— START OF Extracted entries —

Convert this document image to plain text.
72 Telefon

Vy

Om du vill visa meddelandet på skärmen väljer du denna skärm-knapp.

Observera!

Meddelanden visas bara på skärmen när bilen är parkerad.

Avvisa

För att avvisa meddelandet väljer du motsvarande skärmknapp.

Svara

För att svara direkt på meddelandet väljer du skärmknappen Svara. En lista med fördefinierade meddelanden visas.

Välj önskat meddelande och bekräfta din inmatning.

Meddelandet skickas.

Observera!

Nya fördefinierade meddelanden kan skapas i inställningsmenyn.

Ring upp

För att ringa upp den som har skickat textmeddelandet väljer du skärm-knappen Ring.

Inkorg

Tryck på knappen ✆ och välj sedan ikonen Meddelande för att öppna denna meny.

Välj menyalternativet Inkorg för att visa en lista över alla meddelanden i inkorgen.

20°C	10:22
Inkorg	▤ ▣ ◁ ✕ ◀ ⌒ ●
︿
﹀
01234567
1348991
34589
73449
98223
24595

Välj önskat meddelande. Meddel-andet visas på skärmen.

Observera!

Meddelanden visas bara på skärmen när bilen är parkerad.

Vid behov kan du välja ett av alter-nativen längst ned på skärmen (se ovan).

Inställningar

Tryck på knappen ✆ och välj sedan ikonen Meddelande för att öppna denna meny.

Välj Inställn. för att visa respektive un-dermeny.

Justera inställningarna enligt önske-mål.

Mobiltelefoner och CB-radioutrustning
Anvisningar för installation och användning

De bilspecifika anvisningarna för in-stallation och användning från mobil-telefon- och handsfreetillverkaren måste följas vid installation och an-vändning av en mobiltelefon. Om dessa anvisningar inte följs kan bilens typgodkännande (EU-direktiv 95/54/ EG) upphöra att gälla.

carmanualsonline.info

— END OF Extracted entries —
— START OF Extracted entries —

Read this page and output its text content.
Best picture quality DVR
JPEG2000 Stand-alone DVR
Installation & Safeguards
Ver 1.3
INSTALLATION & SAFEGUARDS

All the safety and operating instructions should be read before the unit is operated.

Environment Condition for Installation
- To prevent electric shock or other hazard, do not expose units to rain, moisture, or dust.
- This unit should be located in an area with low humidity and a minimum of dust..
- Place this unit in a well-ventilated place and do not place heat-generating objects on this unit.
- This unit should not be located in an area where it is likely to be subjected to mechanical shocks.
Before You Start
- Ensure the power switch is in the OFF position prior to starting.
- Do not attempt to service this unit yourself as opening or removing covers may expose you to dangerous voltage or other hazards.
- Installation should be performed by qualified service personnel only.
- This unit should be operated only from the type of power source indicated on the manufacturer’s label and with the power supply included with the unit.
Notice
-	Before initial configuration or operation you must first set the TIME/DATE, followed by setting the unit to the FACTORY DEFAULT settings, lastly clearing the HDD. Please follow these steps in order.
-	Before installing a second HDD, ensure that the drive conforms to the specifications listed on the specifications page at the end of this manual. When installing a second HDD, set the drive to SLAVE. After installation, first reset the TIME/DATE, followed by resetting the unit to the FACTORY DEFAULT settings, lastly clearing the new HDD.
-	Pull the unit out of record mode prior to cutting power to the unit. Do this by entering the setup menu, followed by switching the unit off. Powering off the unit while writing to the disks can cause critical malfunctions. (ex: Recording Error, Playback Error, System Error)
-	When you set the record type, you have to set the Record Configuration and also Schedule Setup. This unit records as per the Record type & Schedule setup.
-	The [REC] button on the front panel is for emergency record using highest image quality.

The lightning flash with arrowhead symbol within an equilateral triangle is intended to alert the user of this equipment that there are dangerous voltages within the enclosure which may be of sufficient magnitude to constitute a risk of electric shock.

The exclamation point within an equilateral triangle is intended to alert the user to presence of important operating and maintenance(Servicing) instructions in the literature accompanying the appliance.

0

— END OF Extracted entries —
— START OF Extracted entries —

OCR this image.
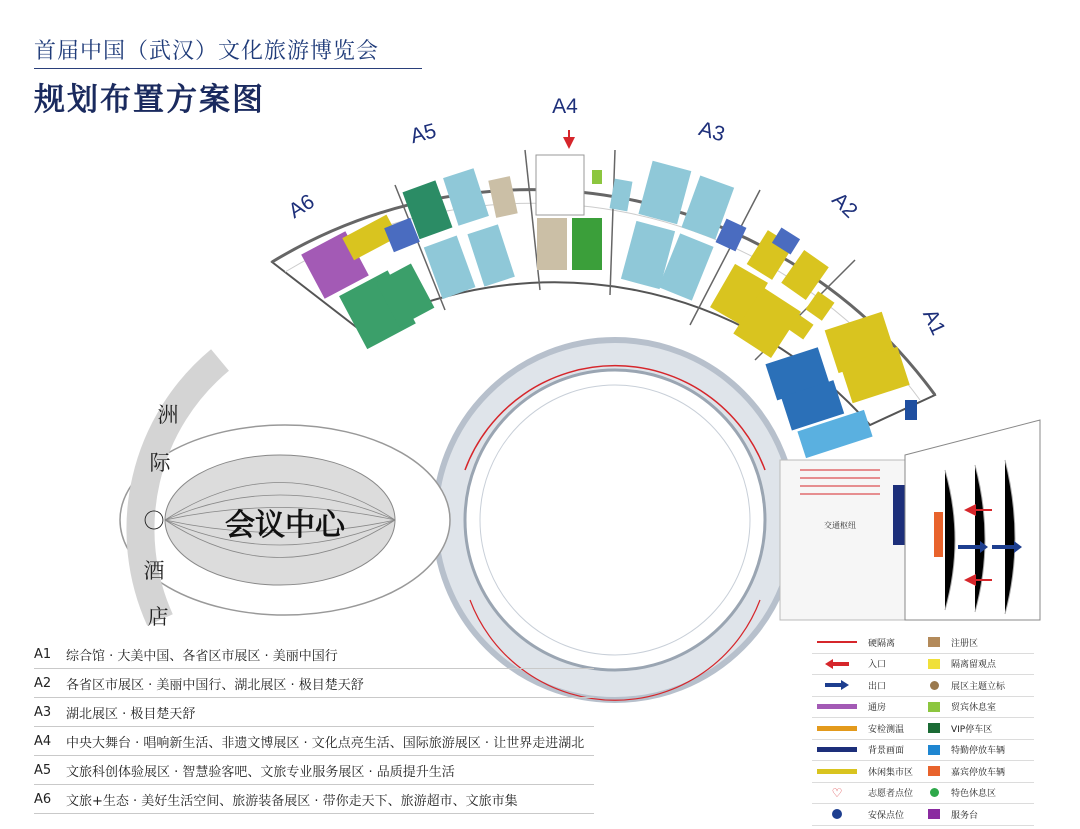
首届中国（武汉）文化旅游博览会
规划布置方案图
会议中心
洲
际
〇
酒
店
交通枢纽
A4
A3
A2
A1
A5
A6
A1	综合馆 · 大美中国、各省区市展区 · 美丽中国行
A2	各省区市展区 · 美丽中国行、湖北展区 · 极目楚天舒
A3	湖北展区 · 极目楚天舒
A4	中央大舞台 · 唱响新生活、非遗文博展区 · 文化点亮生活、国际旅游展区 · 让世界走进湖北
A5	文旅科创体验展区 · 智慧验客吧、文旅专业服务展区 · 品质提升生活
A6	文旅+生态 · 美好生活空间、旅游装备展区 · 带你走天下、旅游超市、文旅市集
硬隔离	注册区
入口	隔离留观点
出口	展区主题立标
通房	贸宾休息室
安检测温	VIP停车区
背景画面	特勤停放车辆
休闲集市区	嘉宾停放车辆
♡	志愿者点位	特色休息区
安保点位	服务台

— END OF Extracted entries —

## [Exercise prompt]
Look through the data and show every line containing "When".

## [Written response]
-	Before installing a second HDD, ensure that the drive conforms to the specifications listed on the specifications page at the end of this manual. When installing a second HDD, set the drive to SLAVE. After installation, first reset the TIME/DATE, followed by resetting the unit to the FACTORY DEFAULT settings, lastly clearing the new HDD.
-	When you set the record type, you have to set the Record Configuration and also Schedule Setup. This unit records as per the Record type & Schedule setup.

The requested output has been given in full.